(Dataset entries)
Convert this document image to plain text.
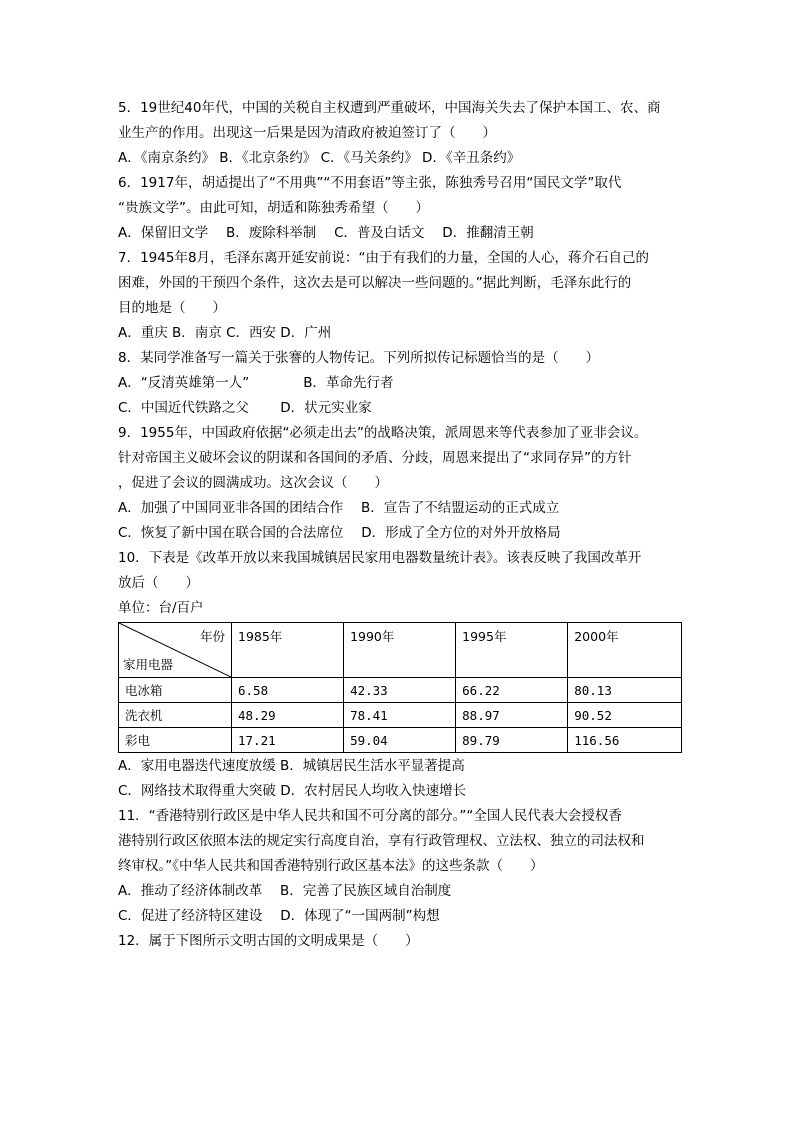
5．19世纪40年代，中国的关税自主权遭到严重破坏，中国海关失去了保护本国工、农、商
业生产的作用。出现这一后果是因为清政府被迫签订了（　　）
A．《南京条约》 B．《北京条约》 C．《马关条约》 D．《辛丑条约》
6．1917年，胡适提出了“不用典”“不用套语”等主张，陈独秀号召用“国民文学”取代
“贵族文学”。由此可知，胡适和陈独秀希望（　　）
A．保留旧文学　 B．废除科举制　 C．普及白话文　 D．推翻清王朝
7．1945年8月，毛泽东离开延安前说：“由于有我们的力量，全国的人心，蒋介石自己的
困难，外国的干预四个条件，这次去是可以解决一些问题的。”据此判断，毛泽东此行的
目的地是（　　）
A．重庆 B．南京 C．西安 D．广州
8．某同学准备写一篇关于张謇的人物传记。下列所拟传记标题恰当的是（　　）
A．“反清英雄第一人”　　　　B．革命先行者
C．中国近代铁路之父　　 D．状元实业家
9．1955年，中国政府依据“必须走出去”的战略决策，派周恩来等代表参加了亚非会议。
针对帝国主义破坏会议的阴谋和各国间的矛盾、分歧，周恩来提出了“求同存异”的方针
，促进了会议的圆满成功。这次会议（　　）
A．加强了中国同亚非各国的团结合作　 B．宣告了不结盟运动的正式成立
C．恢复了新中国在联合国的合法席位　 D．形成了全方位的对外开放格局
10．下表是《改革开放以来我国城镇居民家用电器数量统计表》。该表反映了我国改革开
放后（　　）
单位：台/百户
年份
家用电器	1985年	1990年	1995年	2000年
电冰箱	6.58	42.33	66.22	80.13
洗衣机	48.29	78.41	88.97	90.52
彩电	17.21	59.04	89.79	116.56
A．家用电器迭代速度放缓 B．城镇居民生活水平显著提高
C．网络技术取得重大突破 D．农村居民人均收入快速增长
11．“香港特别行政区是中华人民共和国不可分离的部分。”“全国人民代表大会授权香
港特别行政区依照本法的规定实行高度自治，享有行政管理权、立法权、独立的司法权和
终审权。”《中华人民共和国香港特别行政区基本法》的这些条款（　　）
A．推动了经济体制改革　 B．完善了民族区域自治制度
C．促进了经济特区建设　 D．体现了“一国两制”构想
12．属于下图所示文明古国的文明成果是（　　）
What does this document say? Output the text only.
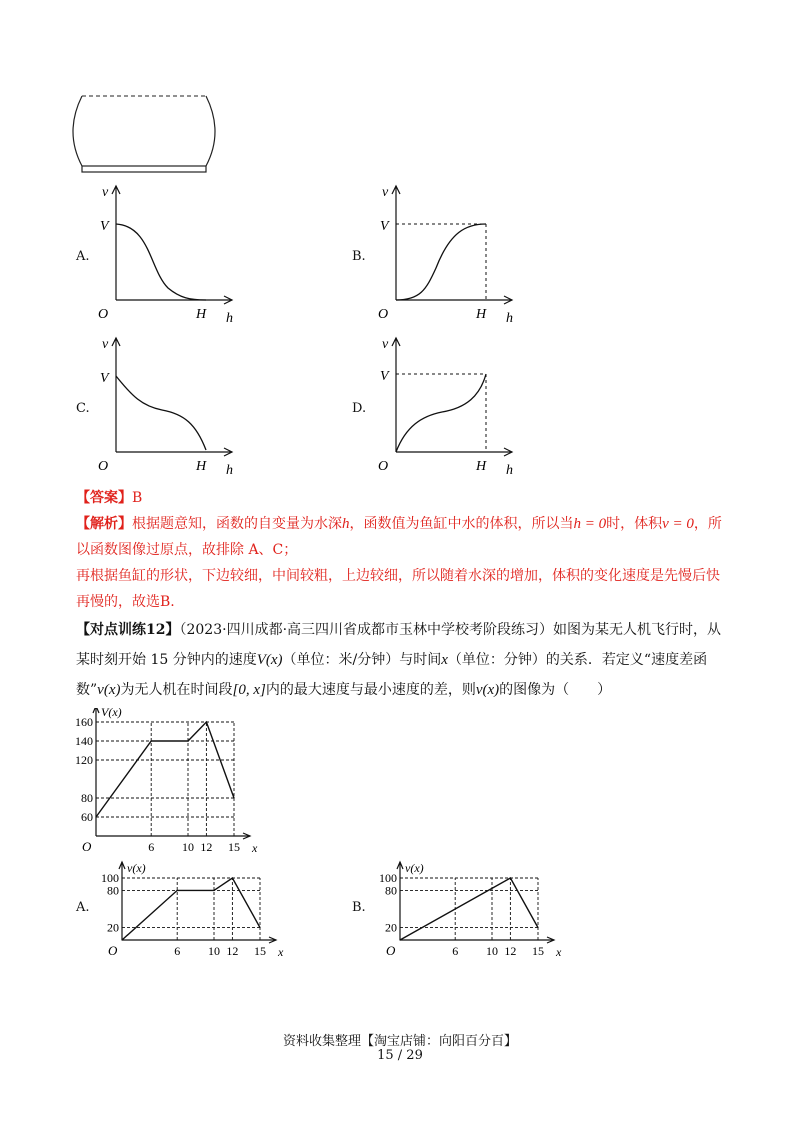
A.
v
V
O	H h
B.
v
V
O	H h
C.
v
V
O	H h
D.
v
V
O	H h
【答案】B
【解析】根据题意知，函数的自变量为水深h，函数值为鱼缸中水的体积，所以当h = 0时，体积v = 0，所
以函数图像过原点，故排除 A、C；
再根据鱼缸的形状，下边较细，中间较粗，上边较细，所以随着水深的增加，体积的变化速度是先慢后快
再慢的，故选B.
【对点训练12】（2023·四川成都·高三四川省成都市玉林中学校考阶段练习）如图为某无人机飞行时，从
某时刻开始 15 分钟内的速度V(x)（单位：米/分钟）与时间x（单位：分钟）的关系．若定义“速度差函
数”v(x)为无人机在时间段[0, x]内的最大速度与最小速度的差，则v(x)的图像为（　　）
60
80
120
140
160
6 10 12 15
V(x)
x
O
A.
20
80
100
6 10 12 15
v(x)
x
O
B.
20
80
100
6 10 12 15
v(x)
x
O
资料收集整理【淘宝店铺：向阳百分百】
15 / 29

→ To be done:
Output only the lines from the one that contains "What does this" to the end of the entries above, both end lines included, and drop the pictures.

→ Solution for this task:
What does this document say? Output the text only.
A.
v
V
O	H h
B.
v
V
O	H h
C.
v
V
O	H h
D.
v
V
O	H h
【答案】B
【解析】根据题意知，函数的自变量为水深h，函数值为鱼缸中水的体积，所以当h = 0时，体积v = 0，所
以函数图像过原点，故排除 A、C；
再根据鱼缸的形状，下边较细，中间较粗，上边较细，所以随着水深的增加，体积的变化速度是先慢后快
再慢的，故选B.
【对点训练12】（2023·四川成都·高三四川省成都市玉林中学校考阶段练习）如图为某无人机飞行时，从
某时刻开始 15 分钟内的速度V(x)（单位：米/分钟）与时间x（单位：分钟）的关系．若定义“速度差函
数”v(x)为无人机在时间段[0, x]内的最大速度与最小速度的差，则v(x)的图像为（　　）
60
80
120
140
160
6 10 12 15
V(x)
x
O
A.
20
80
100
6 10 12 15
v(x)
x
O
B.
20
80
100
6 10 12 15
v(x)
x
O
资料收集整理【淘宝店铺：向阳百分百】
15 / 29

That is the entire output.